• [Work to do]: Look through the data below and return each line where "this" appears.

• [Dataset content]:
════════════════

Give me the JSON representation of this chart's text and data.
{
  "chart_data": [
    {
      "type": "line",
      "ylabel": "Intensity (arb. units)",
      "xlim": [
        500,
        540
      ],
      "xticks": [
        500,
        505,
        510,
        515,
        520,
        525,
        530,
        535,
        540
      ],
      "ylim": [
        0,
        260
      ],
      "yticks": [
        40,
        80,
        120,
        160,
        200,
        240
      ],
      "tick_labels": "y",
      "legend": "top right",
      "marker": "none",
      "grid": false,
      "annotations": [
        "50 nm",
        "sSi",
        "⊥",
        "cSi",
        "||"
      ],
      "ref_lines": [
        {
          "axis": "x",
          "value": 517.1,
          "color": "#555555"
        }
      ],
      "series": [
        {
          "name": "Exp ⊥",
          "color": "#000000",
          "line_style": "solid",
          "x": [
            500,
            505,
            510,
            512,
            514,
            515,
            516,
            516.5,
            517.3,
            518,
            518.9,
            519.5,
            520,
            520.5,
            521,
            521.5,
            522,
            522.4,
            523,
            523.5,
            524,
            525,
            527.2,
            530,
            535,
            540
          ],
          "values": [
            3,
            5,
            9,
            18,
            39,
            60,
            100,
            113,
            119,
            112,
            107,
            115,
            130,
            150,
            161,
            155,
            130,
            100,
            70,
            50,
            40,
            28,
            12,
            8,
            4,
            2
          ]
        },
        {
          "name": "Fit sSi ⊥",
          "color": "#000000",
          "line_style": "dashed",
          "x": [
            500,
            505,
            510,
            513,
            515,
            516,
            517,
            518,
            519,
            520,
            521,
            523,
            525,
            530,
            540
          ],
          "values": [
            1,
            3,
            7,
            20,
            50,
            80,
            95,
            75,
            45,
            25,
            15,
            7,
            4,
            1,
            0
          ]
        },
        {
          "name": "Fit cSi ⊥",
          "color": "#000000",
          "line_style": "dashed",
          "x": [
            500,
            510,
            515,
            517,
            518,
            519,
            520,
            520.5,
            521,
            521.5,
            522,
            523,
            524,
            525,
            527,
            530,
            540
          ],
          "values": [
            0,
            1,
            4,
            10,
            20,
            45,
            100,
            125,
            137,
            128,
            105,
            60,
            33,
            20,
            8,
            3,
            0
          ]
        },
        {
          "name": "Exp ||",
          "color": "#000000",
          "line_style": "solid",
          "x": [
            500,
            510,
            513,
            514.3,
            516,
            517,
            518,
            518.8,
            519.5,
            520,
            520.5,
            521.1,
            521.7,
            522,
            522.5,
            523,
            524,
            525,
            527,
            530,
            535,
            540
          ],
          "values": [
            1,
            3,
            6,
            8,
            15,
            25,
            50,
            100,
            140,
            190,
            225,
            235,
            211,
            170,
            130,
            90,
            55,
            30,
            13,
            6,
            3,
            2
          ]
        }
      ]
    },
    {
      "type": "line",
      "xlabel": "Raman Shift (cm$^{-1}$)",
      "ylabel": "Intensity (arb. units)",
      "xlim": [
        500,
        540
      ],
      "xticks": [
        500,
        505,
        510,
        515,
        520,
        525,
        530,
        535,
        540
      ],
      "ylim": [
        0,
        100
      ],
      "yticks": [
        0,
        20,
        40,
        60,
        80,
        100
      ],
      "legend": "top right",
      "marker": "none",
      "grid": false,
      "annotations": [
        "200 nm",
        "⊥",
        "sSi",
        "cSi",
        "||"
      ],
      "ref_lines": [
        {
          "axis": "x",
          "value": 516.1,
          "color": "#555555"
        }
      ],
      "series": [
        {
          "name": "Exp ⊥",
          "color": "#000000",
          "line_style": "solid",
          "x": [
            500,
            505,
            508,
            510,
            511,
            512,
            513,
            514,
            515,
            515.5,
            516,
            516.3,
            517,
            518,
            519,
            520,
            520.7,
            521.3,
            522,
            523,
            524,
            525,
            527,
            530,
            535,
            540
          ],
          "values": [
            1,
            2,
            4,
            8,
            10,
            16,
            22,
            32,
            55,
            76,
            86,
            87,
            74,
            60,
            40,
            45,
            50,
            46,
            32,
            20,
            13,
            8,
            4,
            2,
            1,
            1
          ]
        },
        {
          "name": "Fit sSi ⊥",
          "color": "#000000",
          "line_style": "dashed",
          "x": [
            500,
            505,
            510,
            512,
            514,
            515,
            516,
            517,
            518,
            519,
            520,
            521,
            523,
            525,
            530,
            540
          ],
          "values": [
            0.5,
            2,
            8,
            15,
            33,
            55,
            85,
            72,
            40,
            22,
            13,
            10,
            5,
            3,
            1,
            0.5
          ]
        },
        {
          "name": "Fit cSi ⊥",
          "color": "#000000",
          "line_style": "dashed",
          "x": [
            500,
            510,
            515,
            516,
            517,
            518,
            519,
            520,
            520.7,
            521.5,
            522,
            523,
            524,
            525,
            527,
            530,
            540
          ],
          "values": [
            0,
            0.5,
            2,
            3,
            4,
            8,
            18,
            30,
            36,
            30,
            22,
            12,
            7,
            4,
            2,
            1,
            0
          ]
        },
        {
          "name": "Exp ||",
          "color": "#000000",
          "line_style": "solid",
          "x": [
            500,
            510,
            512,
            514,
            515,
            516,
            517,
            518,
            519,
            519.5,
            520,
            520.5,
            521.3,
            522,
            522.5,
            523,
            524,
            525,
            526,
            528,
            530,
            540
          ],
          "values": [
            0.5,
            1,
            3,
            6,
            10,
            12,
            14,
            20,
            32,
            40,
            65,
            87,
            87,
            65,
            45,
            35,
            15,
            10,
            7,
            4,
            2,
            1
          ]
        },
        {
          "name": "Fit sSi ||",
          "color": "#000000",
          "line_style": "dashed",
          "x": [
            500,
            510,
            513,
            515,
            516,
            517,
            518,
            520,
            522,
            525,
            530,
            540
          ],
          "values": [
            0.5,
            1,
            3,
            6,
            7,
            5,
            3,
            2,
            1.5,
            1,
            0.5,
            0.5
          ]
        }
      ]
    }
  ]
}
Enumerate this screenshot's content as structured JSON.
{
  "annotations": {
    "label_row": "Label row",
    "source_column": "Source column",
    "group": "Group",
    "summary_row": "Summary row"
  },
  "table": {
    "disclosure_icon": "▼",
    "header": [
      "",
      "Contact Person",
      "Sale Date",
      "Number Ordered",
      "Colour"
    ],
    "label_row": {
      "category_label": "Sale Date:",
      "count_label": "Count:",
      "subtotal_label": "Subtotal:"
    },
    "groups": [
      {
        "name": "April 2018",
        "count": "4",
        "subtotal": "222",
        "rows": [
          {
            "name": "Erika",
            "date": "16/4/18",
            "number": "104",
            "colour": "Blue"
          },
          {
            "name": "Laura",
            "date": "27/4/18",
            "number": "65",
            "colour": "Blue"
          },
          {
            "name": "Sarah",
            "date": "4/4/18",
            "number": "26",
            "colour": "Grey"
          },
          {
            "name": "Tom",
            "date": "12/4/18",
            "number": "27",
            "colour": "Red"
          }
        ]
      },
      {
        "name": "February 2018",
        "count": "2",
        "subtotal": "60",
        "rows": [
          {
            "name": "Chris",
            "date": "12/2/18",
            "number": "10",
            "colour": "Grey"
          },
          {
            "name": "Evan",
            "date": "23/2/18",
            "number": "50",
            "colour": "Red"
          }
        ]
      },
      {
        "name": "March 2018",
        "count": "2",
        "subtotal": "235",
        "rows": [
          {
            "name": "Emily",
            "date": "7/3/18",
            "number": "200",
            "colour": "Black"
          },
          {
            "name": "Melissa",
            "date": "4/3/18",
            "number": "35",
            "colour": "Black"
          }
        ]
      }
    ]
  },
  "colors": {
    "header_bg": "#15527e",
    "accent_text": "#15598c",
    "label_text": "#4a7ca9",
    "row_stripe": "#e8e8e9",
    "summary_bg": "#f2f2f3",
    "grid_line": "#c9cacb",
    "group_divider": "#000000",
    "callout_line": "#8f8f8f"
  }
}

════════════════

• [Exercise result]:
Give me the JSON representation of this chart's text and data.
Enumerate this screenshot's content as structured JSON.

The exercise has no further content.